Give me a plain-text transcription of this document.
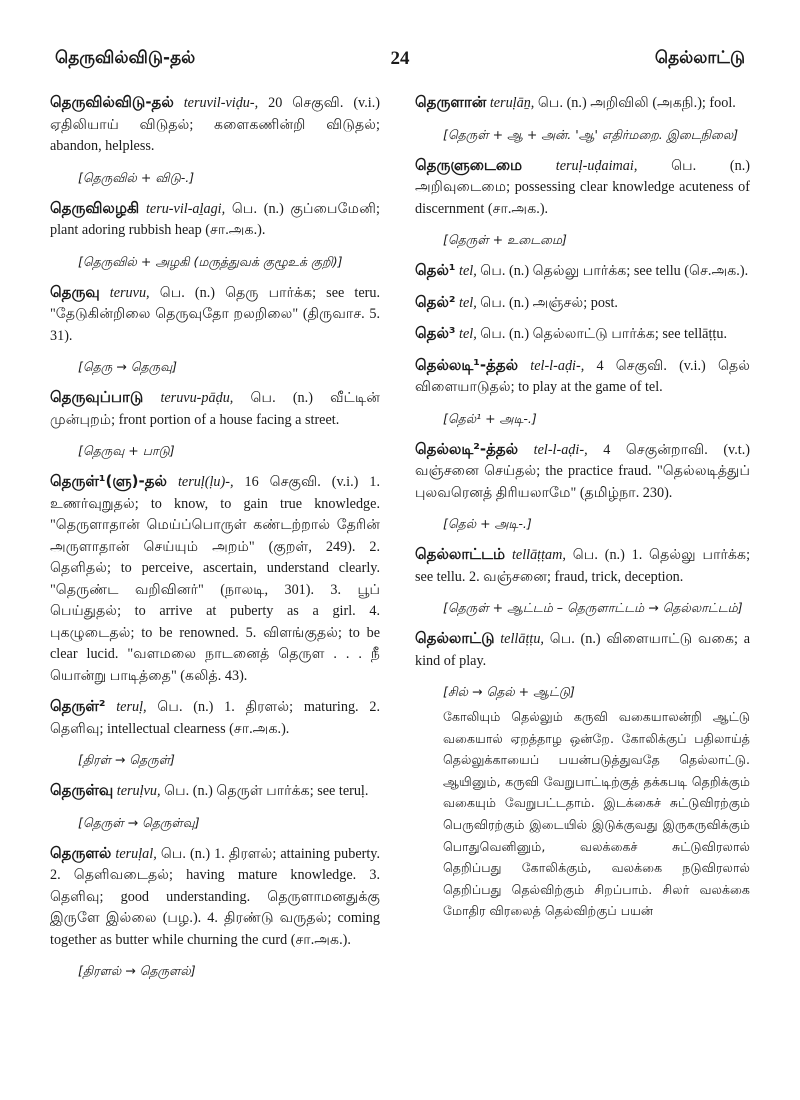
தெருவில்விடு-தல்	24	தெல்லாட்டு
தெருவில்விடு-தல் teruvil-viḍu-, 20 செகுவி. (v.i.) ஏதிலியாய் விடுதல்; களைகணின்றி விடுதல்; abandon, helpless.
[தெருவில் + விடு-.]
தெருவிலழகி teru-vil-aḻagi, பெ. (n.) குப்பைமேனி; plant adoring rubbish heap (சா.அக.).
[தெருவில் + அழகி (மருத்துவக் குழூஉக் குறி)]
தெருவு teruvu, பெ. (n.) தெரு பார்க்க; see teru. "தேடுகின்றிலை தெருவுதோ றலறிலை" (திருவாச. 5. 31).
[தெரு → தெருவு]
தெருவுப்பாடு teruvu-pāḍu, பெ. (n.) வீட்டின் முன்புறம்; front portion of a house facing a street.
[தெருவு + பாடு]
தெருள்¹(ளு)-தல் teruḷ(ḷu)-, 16 செகுவி. (v.i.) 1. உணர்வுறுதல்; to know, to gain true knowledge. "தெருளாதான் மெய்ப்பொருள் கண்டற்றால் தேரின் அருளாதான் செய்யும் அறம்" (குறள், 249). 2. தெளிதல்; to perceive, ascertain, understand clearly. "தெருண்ட வறிவினர்" (நாலடி, 301). 3. பூப் பெய்துதல்; to arrive at puberty as a girl. 4. புகழுடைதல்; to be renowned. 5. விளங்குதல்; to be clear lucid. "வளமலை நாடனைத் தெருள . . . நீ யொன்று பாடித்தை" (கலித். 43).
தெருள்² teruḷ, பெ. (n.) 1. திரளல்; maturing. 2. தெளிவு; intellectual clearness (சா.அக.).
[திரள் → தெருள்]
தெருள்வு teruḷvu, பெ. (n.) தெருள் பார்க்க; see teruḷ.
[தெருள் → தெருள்வு]
தெருளல் teruḷal, பெ. (n.) 1. திரளல்; attaining puberty. 2. தெளிவடைதல்; having mature knowledge. 3. தெளிவு; good understanding. தெருளாமனதுக்கு இருளே இல்லை (பழ.). 4. திரண்டு வருதல்; coming together as butter while churning the curd (சா.அக.).
[திரளல் → தெருளல்]
தெருளான் teruḷāṉ, பெ. (n.) அறிவிலி (அகநி.); fool.
[தெருள் + ஆ + அன். 'ஆ' எதிர்மறை. இடைநிலை]
தெருளுடைமை teruḷ-uḍaimai, பெ. (n.) அறிவுடைமை; possessing clear knowledge acuteness of discernment (சா.அக.).
[தெருள் + உடைமை]
தெல்¹ tel, பெ. (n.) தெல்லு பார்க்க; see tellu (செ.அக.).
தெல்² tel, பெ. (n.) அஞ்சல்; post.
தெல்³ tel, பெ. (n.) தெல்லாட்டு பார்க்க; see tellāṭṭu.
தெல்லடி¹-த்தல் tel-l-aḍi-, 4 செகுவி. (v.i.) தெல் விளையாடுதல்; to play at the game of tel.
[தெல்¹ + அடி-.]
தெல்லடி²-த்தல் tel-l-aḍi-, 4 செகுன்றாவி. (v.t.) வஞ்சனை செய்தல்; the practice fraud. "தெல்லடித்துப் புலவரெனத் திரியலாமே" (தமிழ்நா. 230).
[தெல் + அடி-.]
தெல்லாட்டம் tellāṭṭam, பெ. (n.) 1. தெல்லு பார்க்க; see tellu. 2. வஞ்சனை; fraud, trick, deception.
[தெருள் + ஆட்டம் – தெருளாட்டம் → தெல்லாட்டம்]
தெல்லாட்டு tellāṭṭu, பெ. (n.) விளையாட்டு வகை; a kind of play.
[சில் → தெல் + ஆட்டு]
கோலியும் தெல்லும் கருவி வகையாலன்றி ஆட்டு வகையால் ஏறத்தாழ ஒன்றே. கோலிக்குப் பதிலாய்த் தெல்லுக்காயைப் பயன்படுத்துவதே தெல்லாட்டு. ஆயினும், கருவி வேறுபாட்டிற்குத் தக்கபடி தெறிக்கும் வகையும் வேறுபட்டதாம். இடக்கைச் சுட்டுவிரற்கும் பெருவிரற்கும் இடையில் இடுக்குவது இருகருவிக்கும் பொதுவெனினும், வலக்கைச் சுட்டுவிரலால் தெறிப்பது கோலிக்கும், வலக்கை நடுவிரலால் தெறிப்பது தெல்விற்கும் சிறப்பாம். சிலர் வலக்கை மோதிர விரலைத் தெல்விற்குப் பயன்
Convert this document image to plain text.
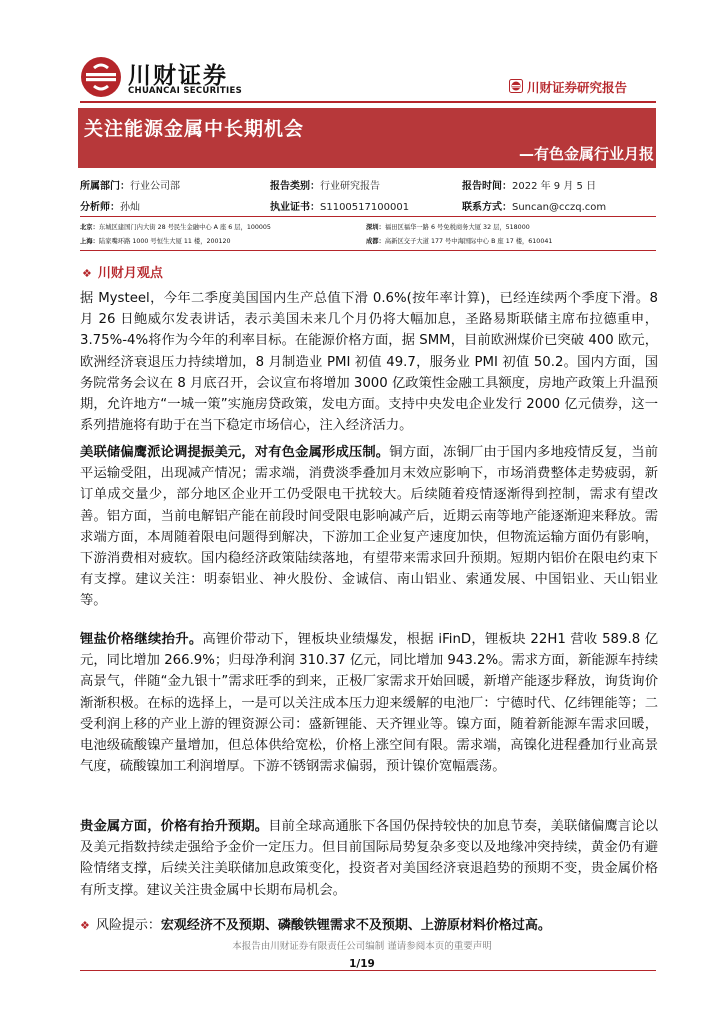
川财证券
CHUANCAI SECURITIES	川财证券研究报告
关注能源金属中长期机会
—有色金属行业月报
所属部门：行业公司部	报告类别：行业研究报告	报告时间：2022 年 9 月 5 日
分析师：孙灿	执业证书：S1100517100001	联系方式：Suncan@cczq.com
北京：东城区建国门内大街 28 号民生金融中心 A 座 6 层，100005	深圳：福田区福华一路 6 号免税商务大厦 32 层，518000
上海：陆家嘴环路 1000 号恒生大厦 11 楼，200120	成都：高新区交子大道 177 号中海国际中心 B 座 17 楼，610041
❖ 川财月观点

据 Mysteel，今年二季度美国国内生产总值下滑 0.6%(按年率计算)，已经连续两个季度下滑。8 月 26 日鲍威尔发表讲话，表示美国未来几个月仍将大幅加息，圣路易斯联储主席布拉德重申，3.75%-4%将作为今年的利率目标。在能源价格方面，据 SMM，目前欧洲煤价已突破 400 欧元，欧洲经济衰退压力持续增加，8 月制造业 PMI 初值 49.7，服务业 PMI 初值 50.2。国内方面，国务院常务会议在 8 月底召开，会议宣布将增加 3000 亿政策性金融工具额度，房地产政策上升温预期，允许地方“一城一策”实施房贷政策，发电方面。支持中央发电企业发行 2000 亿元债券，这一系列措施将有助于在当下稳定市场信心，注入经济活力。

美联储偏鹰派论调提振美元，对有色金属形成压制。铜方面，冻铜厂由于国内多地疫情反复，当前平运输受阻，出现减产情况；需求端，消费淡季叠加月末效应影响下，市场消费整体走势疲弱，新订单成交量少，部分地区企业开工仍受限电干扰较大。后续随着疫情逐渐得到控制，需求有望改善。铝方面，当前电解铝产能在前段时间受限电影响减产后，近期云南等地产能逐渐迎来释放。需求端方面，本周随着限电问题得到解决，下游加工企业复产速度加快，但物流运输方面仍有影响，下游消费相对疲软。国内稳经济政策陆续落地，有望带来需求回升预期。短期内铝价在限电约束下有支撑。建议关注：明泰铝业、神火股份、金诚信、南山铝业、索通发展、中国铝业、天山铝业等。

锂盐价格继续抬升。高锂价带动下，锂板块业绩爆发，根据 iFinD，锂板块 22H1 营收 589.8 亿元，同比增加 266.9%；归母净利润 310.37 亿元，同比增加 943.2%。需求方面，新能源车持续高景气，伴随“金九银十”需求旺季的到来，正极厂家需求开始回暖，新增产能逐步释放，询货询价渐渐积极。在标的选择上，一是可以关注成本压力迎来缓解的电池厂：宁德时代、亿纬锂能等；二受利润上移的产业上游的锂资源公司：盛新锂能、天齐锂业等。镍方面，随着新能源车需求回暖，电池级硫酸镍产量增加，但总体供给宽松，价格上涨空间有限。需求端，高镍化进程叠加行业高景气度，硫酸镍加工利润增厚。下游不锈钢需求偏弱，预计镍价宽幅震荡。

贵金属方面，价格有抬升预期。目前全球高通胀下各国仍保持较快的加息节奏，美联储偏鹰言论以及美元指数持续走强给予金价一定压力。但目前国际局势复杂多变以及地缘冲突持续，黄金仍有避险情绪支撑，后续关注美联储加息政策变化，投资者对美国经济衰退趋势的预期不变，贵金属价格有所支撑。建议关注贵金属中长期布局机会。

❖ 风险提示：宏观经济不及预期、磷酸铁锂需求不及预期、上游原材料价格过高。
本报告由川财证券有限责任公司编制 谨请参阅本页的重要声明
1/19
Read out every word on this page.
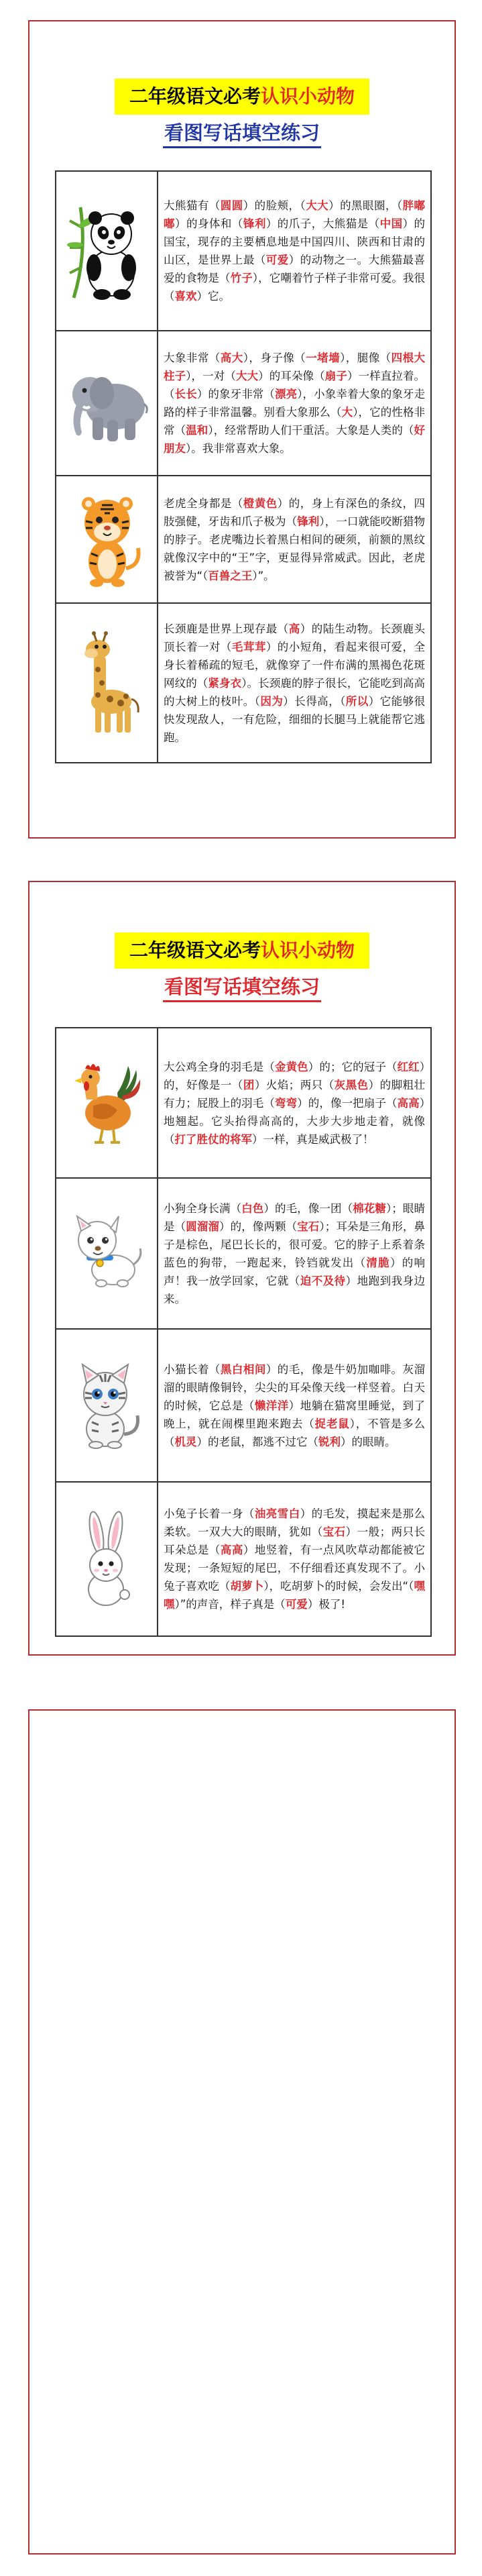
二年级语文必考认识小动物
看图写话填空练习
	大熊猫有（圆圆）的脸颊，（大大）的黑眼圈，（胖嘟嘟）的身体和（锋利）的爪子，大熊猫是（中国）的国宝，现存的主要栖息地是中国四川、陕西和甘肃的山区，是世界上最（可爱）的动物之一。大熊猫最喜爱的食物是（竹子），它嘲着竹子样子非常可爱。我很（喜欢）它。

	大象非常（高大），身子像（一堵墙），腿像（四根大柱子），一对（大大）的耳朵像（扇子）一样直拉着。（长长）的象牙非常（漂亮），小象幸着大象的象牙走路的样子非常温馨。别看大象那么（大），它的性格非常（温和），经常帮助人们干重活。大象是人类的（好朋友）。我非常喜欢大象。

	老虎全身都是（橙黄色）的，身上有深色的条纹，四肢强健，牙齿和爪子极为（锋利），一口就能咬断猎物的脖子。老虎嘴边长着黑白相间的硬须，前额的黑纹就像汉字中的“王”字，更显得异常威武。因此，老虎被誉为“（百兽之王）”。

	长颈鹿是世界上现存最（高）的陆生动物。长颈鹿头顶长着一对（毛茸茸）的小短角，看起来很可爱，全身长着稀疏的短毛，就像穿了一件布满的黑褐色花斑网纹的（紧身衣）。长颈鹿的脖子很长，它能吃到高高的大树上的枝叶。（因为）长得高，（所以）它能够很快发现敌人，一有危险，细细的长腿马上就能帮它逃跑。
二年级语文必考认识小动物
看图写话填空练习
	大公鸡全身的羽毛是（金黄色）的；它的冠子（红红）的，好像是一（团）火焰；两只（灰黑色）的脚粗壮有力；屁股上的羽毛（弯弯）的，像一把扇子（高高）地翘起。它头抬得高高的，大步大步地走着，就像（打了胜仗的将军）一样，真是威武极了！

	小狗全身长满（白色）的毛，像一团（棉花糖）；眼睛是（圆溜溜）的，像两颗（宝石）；耳朵是三角形，鼻子是棕色，尾巴长长的，很可爱。它的脖子上系着条蓝色的狗带，一跑起来，铃铛就发出（清脆）的响声！我一放学回家，它就（迫不及待）地跑到我身边来。

	小猫长着（黑白相间）的毛，像是牛奶加咖啡。灰溜溜的眼睛像铜铃，尖尖的耳朵像天线一样竖着。白天的时候，它总是（懒洋洋）地躺在猫窝里睡觉，到了晚上，就在闹棵里跑来跑去（捉老鼠），不管是多么（机灵）的老鼠，都逃不过它（锐利）的眼睛。

	小兔子长着一身（油亮雪白）的毛发，摸起来是那么柔软。一双大大的眼睛，犹如（宝石）一般；两只长耳朵总是（高高）地竖着，有一点风吹草动都能被它发现；一条短短的尾巴，不仔细看还真发现不了。小兔子喜欢吃（胡萝卜），吃胡萝卜的时候，会发出“（嘿嘿）”的声音，样子真是（可爱）极了!
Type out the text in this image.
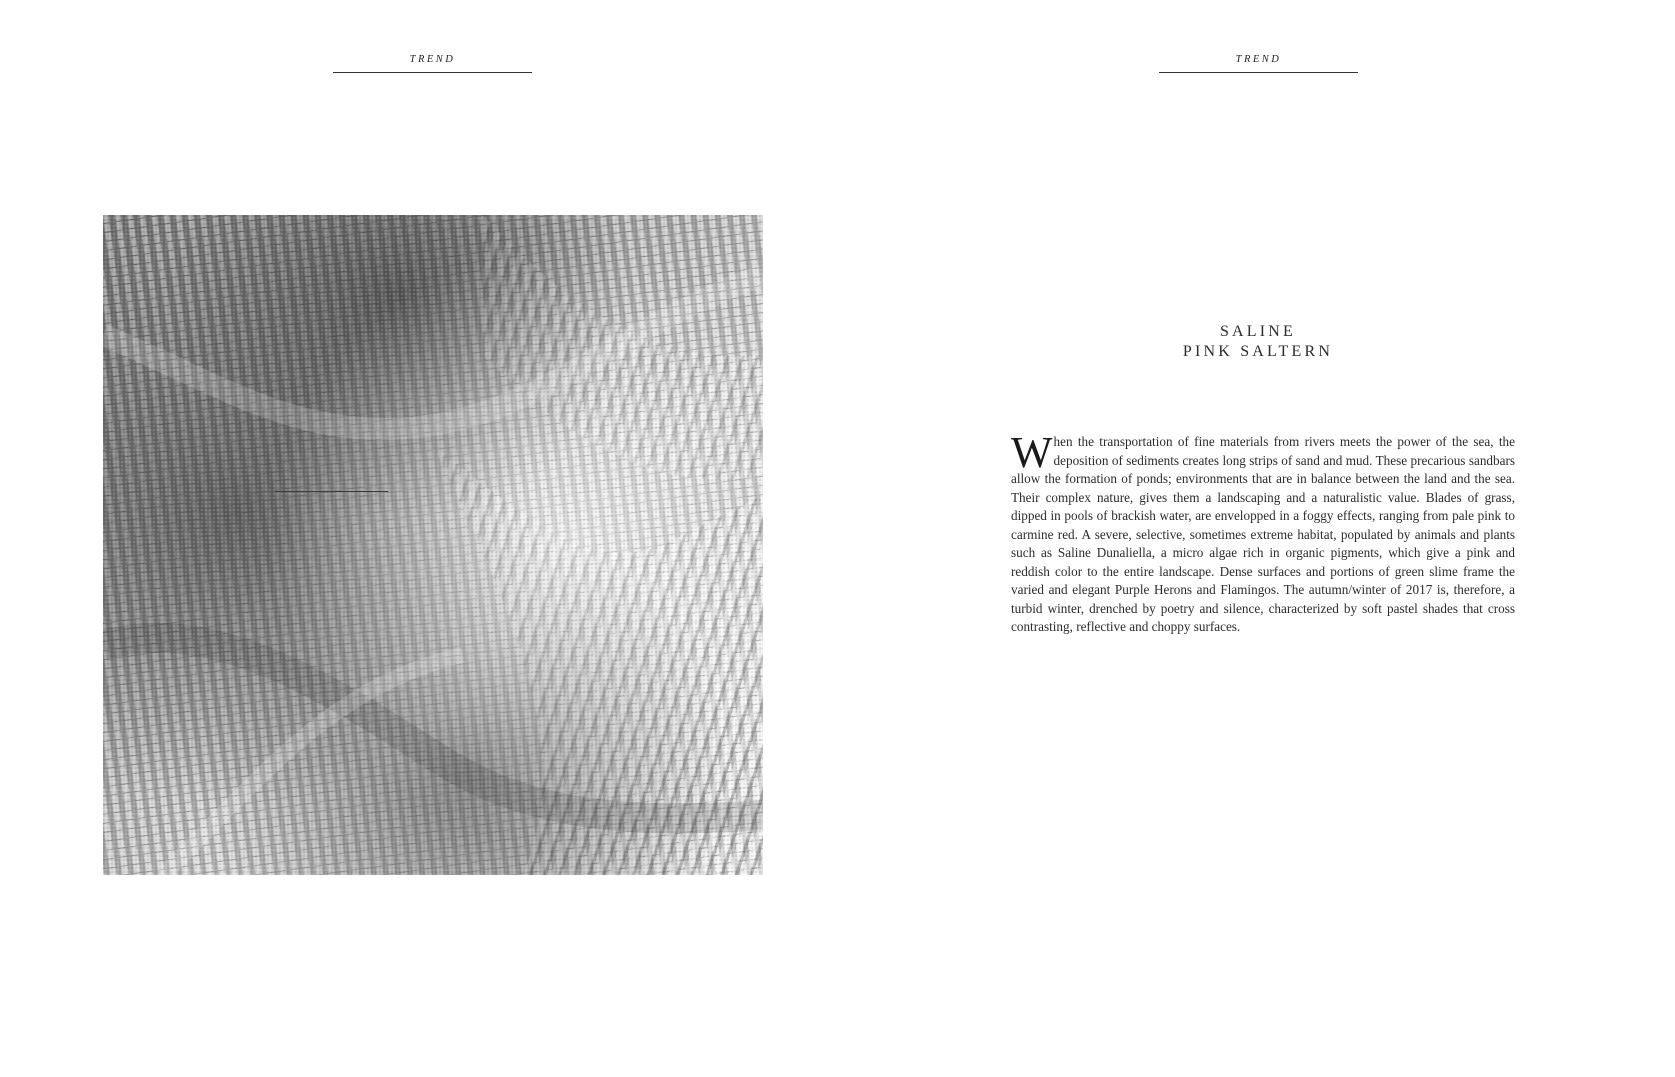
TREND	TREND
SALINE
PINK SALTERN
W hen the transportation of fine materials from rivers meets the power of the sea, the deposition of sediments creates long strips of sand and mud. These precarious sandbars allow the formation of ponds; environments that are in balance between the land and the sea. Their complex nature, gives them a landscaping and a naturalistic value. Blades of grass, dipped in pools of brackish water, are envelopped in a foggy effects, ranging from pale pink to carmine red. A severe, selective, sometimes extreme habitat, populated by animals and plants such as Saline Dunaliella, a micro algae rich in organic pigments, which give a pink and reddish color to the entire landscape. Dense surfaces and portions of green slime frame the varied and elegant Purple Herons and Flamingos. The autumn/winter of 2017 is, therefore, a turbid winter, drenched by poetry and silence, characterized by soft pastel shades that cross contrasting, reflective and choppy surfaces.
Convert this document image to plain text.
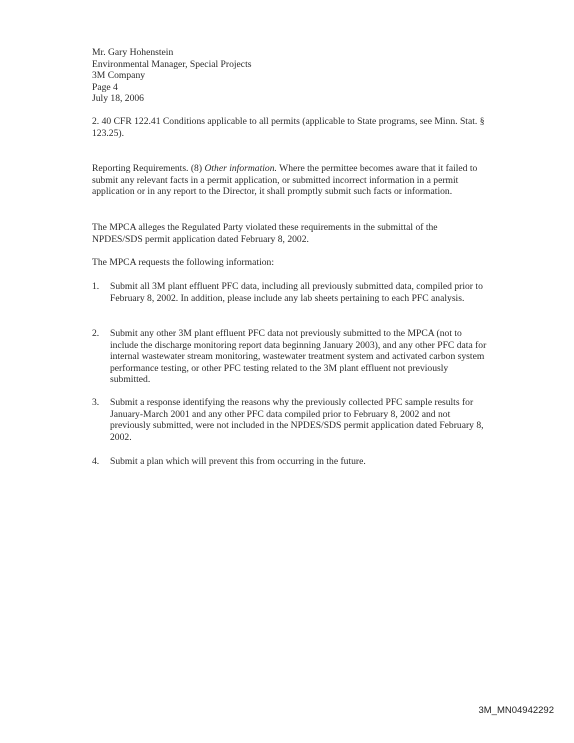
Mr. Gary Hohenstein
Environmental Manager, Special Projects
3M Company
Page 4
July 18, 2006

2. 40 CFR 122.41 Conditions applicable to all permits (applicable to State programs, see Minn. Stat. § 123.25).

Reporting Requirements. (8) Other information. Where the permittee becomes aware that it failed to submit any relevant facts in a permit application, or submitted incorrect information in a permit application or in any report to the Director, it shall promptly submit such facts or information.

The MPCA alleges the Regulated Party violated these requirements in the submittal of the NPDES/SDS permit application dated February 8, 2002.

The MPCA requests the following information:

1.	Submit all 3M plant effluent PFC data, including all previously submitted data, compiled prior to February 8, 2002. In addition, please include any lab sheets pertaining to each PFC analysis.
2.	Submit any other 3M plant effluent PFC data not previously submitted to the MPCA (not to include the discharge monitoring report data beginning January 2003), and any other PFC data for internal wastewater stream monitoring, wastewater treatment system and activated carbon system performance testing, or other PFC testing related to the 3M plant effluent not previously submitted.
3.	Submit a response identifying the reasons why the previously collected PFC sample results for January-March 2001 and any other PFC data compiled prior to February 8, 2002 and not previously submitted, were not included in the NPDES/SDS permit application dated February 8, 2002.
4.	Submit a plan which will prevent this from occurring in the future.
3M_MN04942292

·····

# [Task details]
Of the lines in the listing, how many hold the word "play"? Nothing but the number is needed.

# [Full answer]
2